═══ RECORDED INFORMATION ═══

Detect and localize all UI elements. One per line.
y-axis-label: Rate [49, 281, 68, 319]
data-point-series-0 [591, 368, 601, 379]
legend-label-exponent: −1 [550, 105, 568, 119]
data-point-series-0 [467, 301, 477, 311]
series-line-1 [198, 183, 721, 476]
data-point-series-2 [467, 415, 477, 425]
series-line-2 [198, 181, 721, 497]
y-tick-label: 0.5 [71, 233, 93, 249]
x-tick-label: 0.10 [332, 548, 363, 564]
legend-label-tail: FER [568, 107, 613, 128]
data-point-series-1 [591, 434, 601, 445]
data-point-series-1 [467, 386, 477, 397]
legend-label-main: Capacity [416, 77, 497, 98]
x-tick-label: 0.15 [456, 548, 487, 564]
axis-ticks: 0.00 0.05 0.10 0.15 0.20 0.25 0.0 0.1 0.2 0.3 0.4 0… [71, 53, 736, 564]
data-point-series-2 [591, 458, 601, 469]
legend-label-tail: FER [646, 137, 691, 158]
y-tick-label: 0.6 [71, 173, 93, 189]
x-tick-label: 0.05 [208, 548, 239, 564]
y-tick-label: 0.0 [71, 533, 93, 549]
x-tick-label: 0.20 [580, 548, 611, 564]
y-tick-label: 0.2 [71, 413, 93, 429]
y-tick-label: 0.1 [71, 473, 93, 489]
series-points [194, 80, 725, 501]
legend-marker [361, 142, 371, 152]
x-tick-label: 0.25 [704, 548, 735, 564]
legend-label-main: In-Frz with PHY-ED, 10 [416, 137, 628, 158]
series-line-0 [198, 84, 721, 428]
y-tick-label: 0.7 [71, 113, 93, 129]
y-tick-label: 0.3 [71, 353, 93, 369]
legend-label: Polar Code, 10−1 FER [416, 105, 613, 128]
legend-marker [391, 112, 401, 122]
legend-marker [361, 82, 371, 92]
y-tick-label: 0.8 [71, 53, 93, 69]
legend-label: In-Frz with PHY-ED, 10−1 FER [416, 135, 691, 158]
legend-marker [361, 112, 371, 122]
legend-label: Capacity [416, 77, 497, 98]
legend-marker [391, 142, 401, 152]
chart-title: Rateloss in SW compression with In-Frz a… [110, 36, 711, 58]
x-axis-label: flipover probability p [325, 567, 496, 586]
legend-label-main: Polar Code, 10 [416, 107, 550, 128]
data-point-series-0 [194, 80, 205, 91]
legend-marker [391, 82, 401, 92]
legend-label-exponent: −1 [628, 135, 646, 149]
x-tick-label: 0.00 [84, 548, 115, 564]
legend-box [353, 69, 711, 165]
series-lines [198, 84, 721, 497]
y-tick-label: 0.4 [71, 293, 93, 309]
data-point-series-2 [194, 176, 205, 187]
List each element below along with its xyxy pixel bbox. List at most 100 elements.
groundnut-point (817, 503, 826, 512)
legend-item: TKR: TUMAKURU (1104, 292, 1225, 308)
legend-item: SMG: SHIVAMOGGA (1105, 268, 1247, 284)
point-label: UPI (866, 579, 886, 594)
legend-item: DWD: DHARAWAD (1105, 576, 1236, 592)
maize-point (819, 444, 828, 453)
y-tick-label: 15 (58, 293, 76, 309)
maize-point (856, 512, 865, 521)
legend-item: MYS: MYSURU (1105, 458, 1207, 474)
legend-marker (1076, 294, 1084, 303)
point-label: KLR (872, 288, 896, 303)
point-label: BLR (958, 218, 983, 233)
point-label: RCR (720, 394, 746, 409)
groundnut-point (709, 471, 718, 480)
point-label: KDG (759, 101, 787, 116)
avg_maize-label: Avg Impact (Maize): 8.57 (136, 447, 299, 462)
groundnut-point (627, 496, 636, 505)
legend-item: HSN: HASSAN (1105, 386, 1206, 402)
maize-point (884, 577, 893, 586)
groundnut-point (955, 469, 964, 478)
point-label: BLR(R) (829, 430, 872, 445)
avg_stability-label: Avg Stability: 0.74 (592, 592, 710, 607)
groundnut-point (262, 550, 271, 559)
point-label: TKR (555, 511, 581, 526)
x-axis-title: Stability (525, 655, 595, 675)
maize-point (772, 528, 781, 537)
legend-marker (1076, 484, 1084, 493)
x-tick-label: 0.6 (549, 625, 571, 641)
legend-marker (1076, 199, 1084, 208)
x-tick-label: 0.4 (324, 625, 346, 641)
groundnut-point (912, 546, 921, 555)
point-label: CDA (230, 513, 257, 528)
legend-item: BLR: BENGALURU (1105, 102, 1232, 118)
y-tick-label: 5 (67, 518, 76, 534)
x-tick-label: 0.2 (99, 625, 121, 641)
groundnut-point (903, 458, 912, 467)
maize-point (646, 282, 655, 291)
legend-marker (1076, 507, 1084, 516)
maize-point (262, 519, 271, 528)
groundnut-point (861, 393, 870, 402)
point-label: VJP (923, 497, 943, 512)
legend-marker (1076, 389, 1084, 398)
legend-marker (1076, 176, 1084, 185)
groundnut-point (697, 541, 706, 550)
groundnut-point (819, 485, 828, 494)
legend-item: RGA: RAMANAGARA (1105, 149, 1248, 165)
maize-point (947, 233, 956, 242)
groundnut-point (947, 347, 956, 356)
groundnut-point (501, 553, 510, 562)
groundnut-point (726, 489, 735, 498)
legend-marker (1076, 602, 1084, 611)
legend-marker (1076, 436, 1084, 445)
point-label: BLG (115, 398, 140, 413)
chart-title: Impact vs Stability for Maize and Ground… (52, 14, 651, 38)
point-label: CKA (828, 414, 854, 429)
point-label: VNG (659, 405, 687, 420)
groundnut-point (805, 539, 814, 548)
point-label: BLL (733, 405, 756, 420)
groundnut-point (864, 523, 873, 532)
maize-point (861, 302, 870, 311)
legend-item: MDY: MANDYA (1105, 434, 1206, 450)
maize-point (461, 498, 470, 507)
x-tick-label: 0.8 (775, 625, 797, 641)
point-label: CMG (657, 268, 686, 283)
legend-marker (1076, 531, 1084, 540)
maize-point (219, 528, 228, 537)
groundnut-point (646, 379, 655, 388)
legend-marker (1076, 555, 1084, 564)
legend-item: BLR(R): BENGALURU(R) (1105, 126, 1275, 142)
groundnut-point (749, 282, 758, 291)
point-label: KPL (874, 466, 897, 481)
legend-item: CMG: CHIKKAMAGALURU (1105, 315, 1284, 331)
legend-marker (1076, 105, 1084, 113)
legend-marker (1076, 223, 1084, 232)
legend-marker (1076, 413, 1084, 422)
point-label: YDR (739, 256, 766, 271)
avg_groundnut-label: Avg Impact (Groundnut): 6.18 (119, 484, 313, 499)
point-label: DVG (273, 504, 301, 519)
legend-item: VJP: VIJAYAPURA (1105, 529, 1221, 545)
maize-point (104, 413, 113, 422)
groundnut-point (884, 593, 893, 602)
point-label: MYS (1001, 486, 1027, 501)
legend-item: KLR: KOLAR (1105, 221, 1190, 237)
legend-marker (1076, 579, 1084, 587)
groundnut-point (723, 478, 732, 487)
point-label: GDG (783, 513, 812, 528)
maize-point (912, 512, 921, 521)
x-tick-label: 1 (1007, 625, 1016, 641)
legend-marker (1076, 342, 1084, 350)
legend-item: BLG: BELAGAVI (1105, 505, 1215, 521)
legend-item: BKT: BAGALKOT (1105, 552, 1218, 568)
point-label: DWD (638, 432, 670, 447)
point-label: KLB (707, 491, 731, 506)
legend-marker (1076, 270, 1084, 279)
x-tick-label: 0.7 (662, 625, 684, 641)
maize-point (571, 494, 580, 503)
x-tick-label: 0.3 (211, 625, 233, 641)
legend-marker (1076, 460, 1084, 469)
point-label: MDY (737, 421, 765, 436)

═══

-- STATED EXERCISE --
Put every line of the material above into a JSON list of strings, with one string per line and no entries for blank lines.

-- THE SOLUTION --
[
  "Detect and localize all UI elements. One per line.",
  "y-axis-label: Rate [49, 281, 68, 319]",
  "data-point-series-0 [591, 368, 601, 379]",
  "legend-label-exponent: −1 [550, 105, 568, 119]",
  "data-point-series-0 [467, 301, 477, 311]",
  "series-line-1 [198, 183, 721, 476]",
  "data-point-series-2 [467, 415, 477, 425]",
  "series-line-2 [198, 181, 721, 497]",
  "y-tick-label: 0.5 [71, 233, 93, 249]",
  "x-tick-label: 0.10 [332, 548, 363, 564]",
  "legend-label-tail: FER [568, 107, 613, 128]",
  "data-point-series-1 [591, 434, 601, 445]",
  "data-point-series-1 [467, 386, 477, 397]",
  "legend-label-main: Capacity [416, 77, 497, 98]",
  "x-tick-label: 0.15 [456, 548, 487, 564]",
  "axis-ticks: 0.00 0.05 0.10 0.15 0.20 0.25 0.0 0.1 0.2 0.3 0.4 0… [71, 53, 736, 564]",
  "data-point-series-2 [591, 458, 601, 469]",
  "legend-label-tail: FER [646, 137, 691, 158]",
  "y-tick-label: 0.6 [71, 173, 93, 189]",
  "x-tick-label: 0.05 [208, 548, 239, 564]",
  "y-tick-label: 0.0 [71, 533, 93, 549]",
  "x-tick-label: 0.20 [580, 548, 611, 564]",
  "y-tick-label: 0.2 [71, 413, 93, 429]",
  "y-tick-label: 0.1 [71, 473, 93, 489]",
  "series-points [194, 80, 725, 501]",
  "legend-marker [361, 142, 371, 152]",
  "x-tick-label: 0.25 [704, 548, 735, 564]",
  "legend-label-main: In-Frz with PHY-ED, 10 [416, 137, 628, 158]",
  "series-line-0 [198, 84, 721, 428]",
  "y-tick-label: 0.7 [71, 113, 93, 129]",
  "y-tick-label: 0.3 [71, 353, 93, 369]",
  "legend-label: Polar Code, 10−1 FER [416, 105, 613, 128]",
  "legend-marker [391, 112, 401, 122]",
  "legend-marker [361, 82, 371, 92]",
  "y-tick-label: 0.8 [71, 53, 93, 69]",
  "legend-label: In-Frz with PHY-ED, 10−1 FER [416, 135, 691, 158]",
  "legend-marker [361, 112, 371, 122]",
  "legend-label: Capacity [416, 77, 497, 98]",
  "legend-marker [391, 142, 401, 152]",
  "chart-title: Rateloss in SW compression with In-Frz a… [110, 36, 711, 58]",
  "x-axis-label: flipover probability p [325, 567, 496, 586]",
  "legend-label-main: Polar Code, 10 [416, 107, 550, 128]",
  "data-point-series-0 [194, 80, 205, 91]",
  "legend-marker [391, 82, 401, 92]",
  "legend-label-exponent: −1 [628, 135, 646, 149]",
  "x-tick-label: 0.00 [84, 548, 115, 564]",
  "legend-box [353, 69, 711, 165]",
  "series-lines [198, 84, 721, 497]",
  "y-tick-label: 0.4 [71, 293, 93, 309]",
  "data-point-series-2 [194, 176, 205, 187]",
  "List each element below along with its xyxy pixel bbox. List at most 100 elements.",
  "groundnut-point (817, 503, 826, 512)",
  "legend-item: TKR: TUMAKURU (1104, 292, 1225, 308)",
  "legend-item: SMG: SHIVAMOGGA (1105, 268, 1247, 284)",
  "point-label: UPI (866, 579, 886, 594)",
  "legend-item: DWD: DHARAWAD (1105, 576, 1236, 592)",
  "maize-point (819, 444, 828, 453)",
  "y-tick-label: 15 (58, 293, 76, 309)",
  "maize-point (856, 512, 865, 521)",
  "legend-item: MYS: MYSURU (1105, 458, 1207, 474)",
  "legend-marker (1076, 294, 1084, 303)",
  "point-label: KLR (872, 288, 896, 303)",
  "point-label: BLR (958, 218, 983, 233)",
  "point-label: RCR (720, 394, 746, 409)",
  "groundnut-point (709, 471, 718, 480)",
  "point-label: KDG (759, 101, 787, 116)",
  "avg_maize-label: Avg Impact (Maize): 8.57 (136, 447, 299, 462)",
  "groundnut-point (627, 496, 636, 505)",
  "legend-item: HSN: HASSAN (1105, 386, 1206, 402)",
  "maize-point (884, 577, 893, 586)",
  "groundnut-point (955, 469, 964, 478)",
  "point-label: BLR(R) (829, 430, 872, 445)",
  "avg_stability-label: Avg Stability: 0.74 (592, 592, 710, 607)",
  "groundnut-point (262, 550, 271, 559)",
  "point-label: TKR (555, 511, 581, 526)",
  "x-axis-title: Stability (525, 655, 595, 675)",
  "maize-point (772, 528, 781, 537)",
  "legend-marker (1076, 484, 1084, 493)",
  "x-tick-label: 0.6 (549, 625, 571, 641)",
  "legend-marker (1076, 199, 1084, 208)",
  "x-tick-label: 0.4 (324, 625, 346, 641)",
  "groundnut-point (912, 546, 921, 555)",
  "point-label: CDA (230, 513, 257, 528)",
  "legend-item: BLR: BENGALURU (1105, 102, 1232, 118)",
  "y-tick-label: 5 (67, 518, 76, 534)",
  "x-tick-label: 0.2 (99, 625, 121, 641)",
  "groundnut-point (903, 458, 912, 467)",
  "maize-point (646, 282, 655, 291)",
  "legend-marker (1076, 507, 1084, 516)",
  "maize-point (262, 519, 271, 528)",
  "groundnut-point (861, 393, 870, 402)",
  "point-label: VJP (923, 497, 943, 512)",
  "legend-marker (1076, 389, 1084, 398)",
  "legend-marker (1076, 176, 1084, 185)",
  "groundnut-point (697, 541, 706, 550)",
  "groundnut-point (819, 485, 828, 494)",
  "legend-item: RGA: RAMANAGARA (1105, 149, 1248, 165)",
  "maize-point (947, 233, 956, 242)",
  "groundnut-point (947, 347, 956, 356)",
  "groundnut-point (501, 553, 510, 562)",
  "groundnut-point (726, 489, 735, 498)",
  "legend-marker (1076, 602, 1084, 611)",
  "legend-marker (1076, 436, 1084, 445)",
  "point-label: BLG (115, 398, 140, 413)",
  "chart-title: Impact vs Stability for Maize and Ground… (52, 14, 651, 38)",
  "point-label: CKA (828, 414, 854, 429)",
  "point-label: VNG (659, 405, 687, 420)",
  "groundnut-point (805, 539, 814, 548)",
  "point-label: BLL (733, 405, 756, 420)",
  "groundnut-point (864, 523, 873, 532)",
  "maize-point (861, 302, 870, 311)",
  "legend-item: MDY: MANDYA (1105, 434, 1206, 450)",
  "maize-point (461, 498, 470, 507)",
  "x-tick-label: 0.8 (775, 625, 797, 641)",
  "point-label: CMG (657, 268, 686, 283)",
  "legend-marker (1076, 531, 1084, 540)",
  "maize-point (219, 528, 228, 537)",
  "groundnut-point (646, 379, 655, 388)",
  "legend-marker (1076, 555, 1084, 564)",
  "legend-item: BLR(R): BENGALURU(R) (1105, 126, 1275, 142)",
  "groundnut-point (749, 282, 758, 291)",
  "point-label: KPL (874, 466, 897, 481)",
  "legend-item: CMG: CHIKKAMAGALURU (1105, 315, 1284, 331)",
  "legend-marker (1076, 105, 1084, 113)",
  "legend-marker (1076, 223, 1084, 232)",
  "legend-marker (1076, 413, 1084, 422)",
  "point-label: YDR (739, 256, 766, 271)",
  "avg_groundnut-label: Avg Impact (Groundnut): 6.18 (119, 484, 313, 499)",
  "point-label: DVG (273, 504, 301, 519)",
  "legend-item: VJP: VIJAYAPURA (1105, 529, 1221, 545)",
  "maize-point (104, 413, 113, 422)",
  "groundnut-point (884, 593, 893, 602)",
  "point-label: MYS (1001, 486, 1027, 501)",
  "legend-item: KLR: KOLAR (1105, 221, 1190, 237)",
  "legend-marker (1076, 579, 1084, 587)",
  "groundnut-point (723, 478, 732, 487)",
  "point-label: GDG (783, 513, 812, 528)",
  "maize-point (912, 512, 921, 521)",
  "x-tick-label: 1 (1007, 625, 1016, 641)",
  "legend-marker (1076, 342, 1084, 350)",
  "legend-item: BLG: BELAGAVI (1105, 505, 1215, 521)",
  "legend-item: BKT: BAGALKOT (1105, 552, 1218, 568)",
  "point-label: DWD (638, 432, 670, 447)",
  "point-label: KLB (707, 491, 731, 506)",
  "legend-marker (1076, 270, 1084, 279)",
  "x-tick-label: 0.7 (662, 625, 684, 641)",
  "maize-point (571, 494, 580, 503)",
  "x-tick-label: 0.3 (211, 625, 233, 641)",
  "legend-marker (1076, 460, 1084, 469)",
  "point-label: MDY (737, 421, 765, 436)"
]